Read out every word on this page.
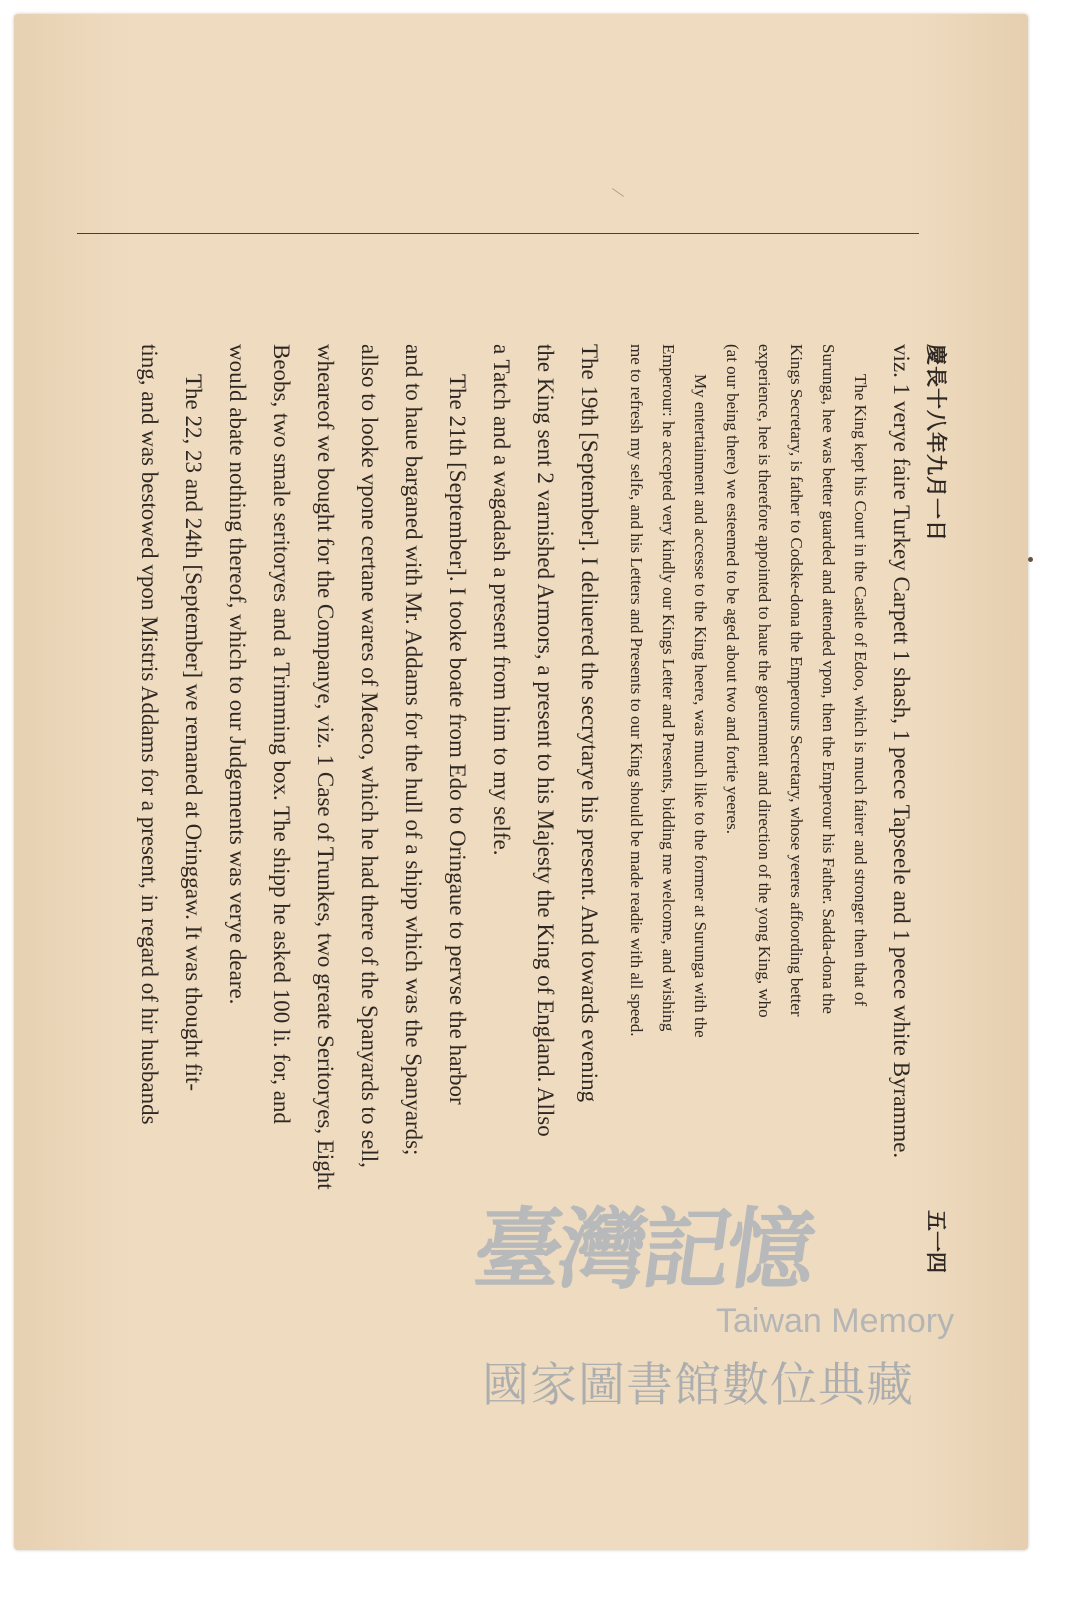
慶長十八年九月一日
五一四
viz. 1 verye faire Turkey Carpett 1 shash, 1 peece Tapseele and 1 peece white Byramme.
The King kept his Court in the Castle of Edoo, which is much fairer and stronger then that of
Surunga, hee was better guarded and attended vpon, then the Emperour his Father. Sadda-dona the
Kings Secretary, is father to Codske-dona the Emperours Secretary, whose yeeres affoording better
experience, hee is therefore appointed to haue the gouernment and direction of the yong King, who
(at our being there) we esteemed to be aged about two and fortie yeeres.
My entertainment and accesse to the King heere, was much like to the former at Surunga with the
Emperour: he accepted very kindly our Kings Letter and Presents, bidding me welcome, and wishing
me to refresh my selfe, and his Letters and Presents to our King should be made readie with all speed.
The 19th [September]. I deliuered the secrytarye his present. And towards evening
the King sent 2 varnished Armors, a present to his Majesty the King of England. Allso
a Tatch and a wagadash a present from him to my selfe.
The 21th [September]. I tooke boate from Edo to Oringaue to pervse the harbor
and to haue barganed with Mr. Addams for the hull of a shipp which was the Spanyards;
allso to looke vpone certane wares of Meaco, which he had there of the Spanyards to sell,
whearеof we bought for the Companye, viz. 1 Case of Trunkes, two greate Seritoryes, Eight
Beobs, two smale seritoryes and a Trimming box. The shipp he asked 100 li. for, and
would abate nothing thereof, which to our Judgements was verye deare.
The 22, 23 and 24th [September] we remaned at Oringgaw. It was thought fit-
ting, and was bestowed vpon Mistris Addams for a present, in regard of hir husbands
臺灣記憶
Taiwan Memory
國家圖書館數位典藏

- _TASK DETAILS_:
Show all lines above holding "much".

- _SOLUTION TO THE PROBLEM_:
The King kept his Court in the Castle of Edoo, which is much fairer and stronger then that of
My entertainment and accesse to the King heere, was much like to the former at Surunga with the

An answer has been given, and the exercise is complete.